→ **Given problem**
Report all lines from the entries below in which "need" appears.

→ **Material provided**
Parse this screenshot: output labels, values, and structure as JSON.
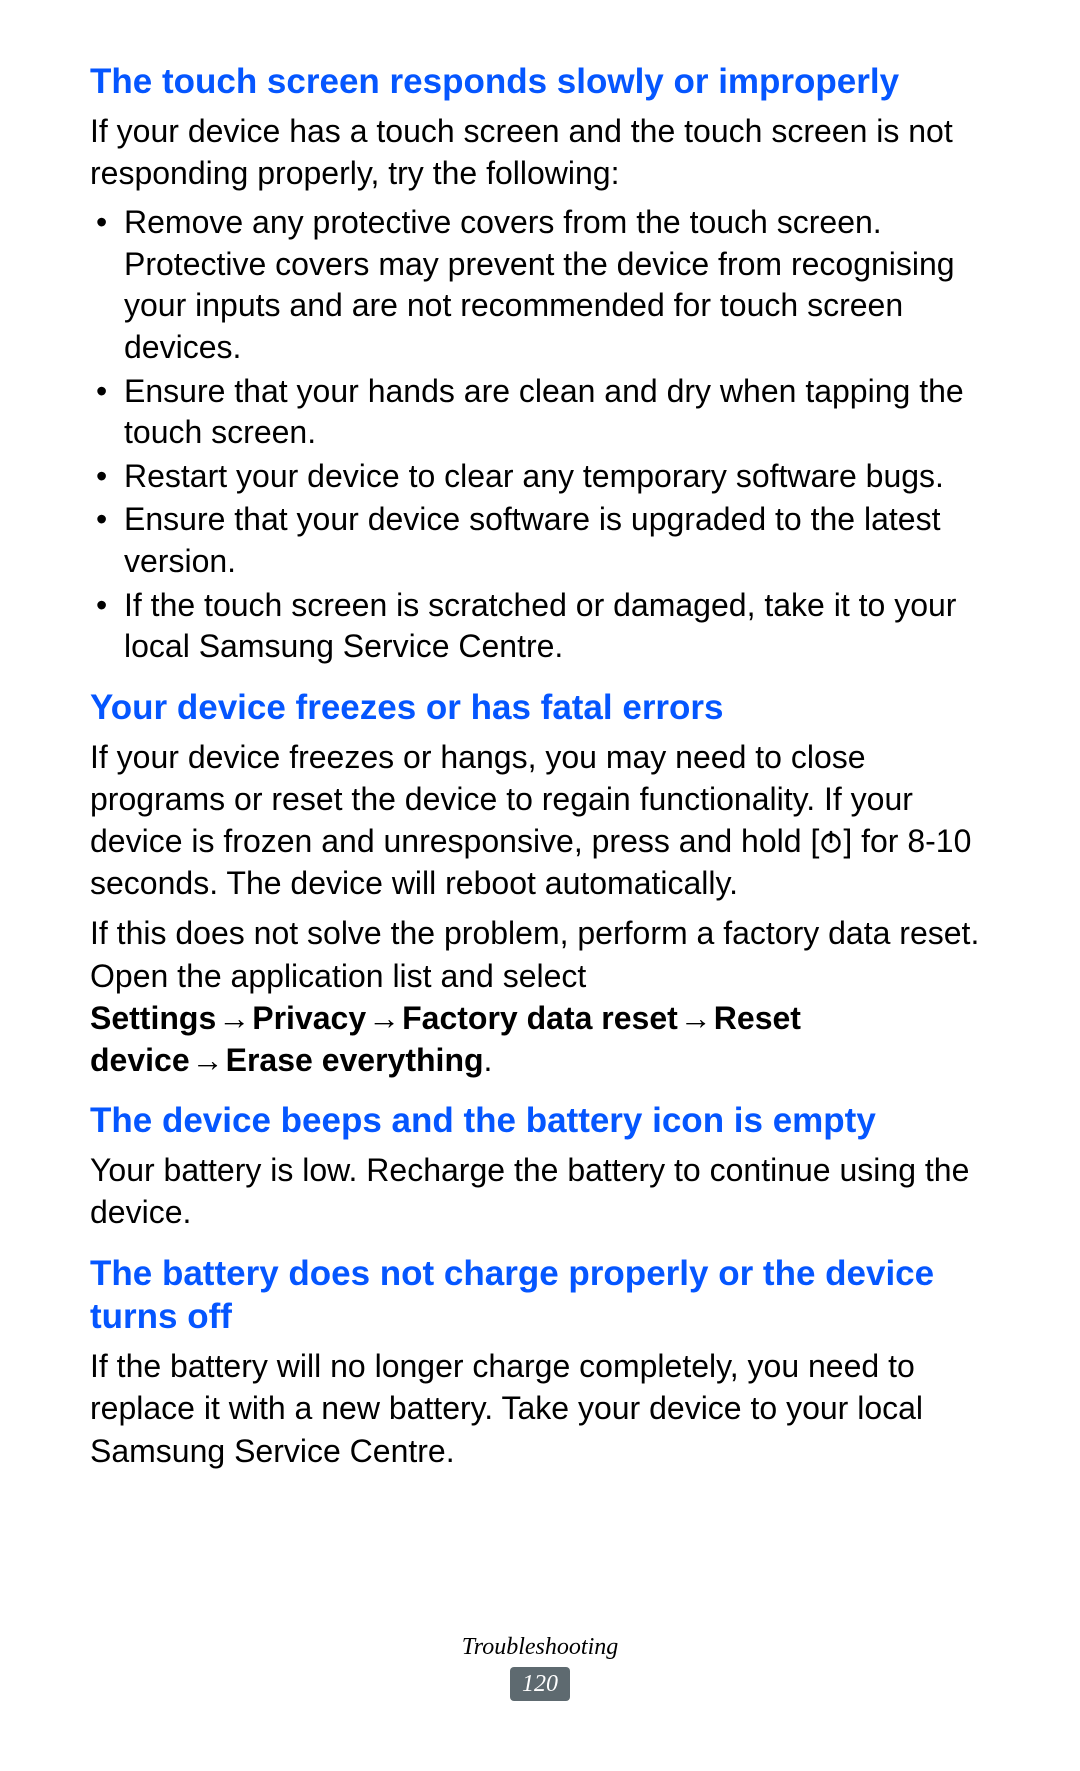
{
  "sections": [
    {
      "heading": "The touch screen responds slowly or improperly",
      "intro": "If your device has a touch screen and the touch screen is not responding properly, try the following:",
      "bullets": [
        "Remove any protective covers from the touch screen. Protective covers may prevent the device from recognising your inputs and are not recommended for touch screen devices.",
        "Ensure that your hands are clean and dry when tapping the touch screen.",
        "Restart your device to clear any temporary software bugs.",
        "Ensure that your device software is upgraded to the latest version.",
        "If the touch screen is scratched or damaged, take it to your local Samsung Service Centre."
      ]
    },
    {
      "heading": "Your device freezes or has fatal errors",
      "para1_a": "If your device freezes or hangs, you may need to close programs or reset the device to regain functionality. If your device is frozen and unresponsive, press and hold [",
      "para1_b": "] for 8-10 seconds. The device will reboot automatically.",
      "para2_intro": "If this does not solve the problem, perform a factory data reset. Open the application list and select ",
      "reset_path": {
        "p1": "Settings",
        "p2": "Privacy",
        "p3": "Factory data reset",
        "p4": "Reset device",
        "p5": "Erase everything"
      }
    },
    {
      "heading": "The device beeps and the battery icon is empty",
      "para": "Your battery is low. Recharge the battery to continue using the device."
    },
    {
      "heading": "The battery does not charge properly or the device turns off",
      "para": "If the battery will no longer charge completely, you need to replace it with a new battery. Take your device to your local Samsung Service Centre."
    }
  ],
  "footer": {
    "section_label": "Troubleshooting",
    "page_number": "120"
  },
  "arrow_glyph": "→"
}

→ **Correct result**
      "para1_a": "If your device freezes or hangs, you may need to close programs or reset the device to regain functionality. If your device is frozen and unresponsive, press and hold [",
      "para": "If the battery will no longer charge completely, you need to replace it with a new battery. Take your device to your local Samsung Service Centre."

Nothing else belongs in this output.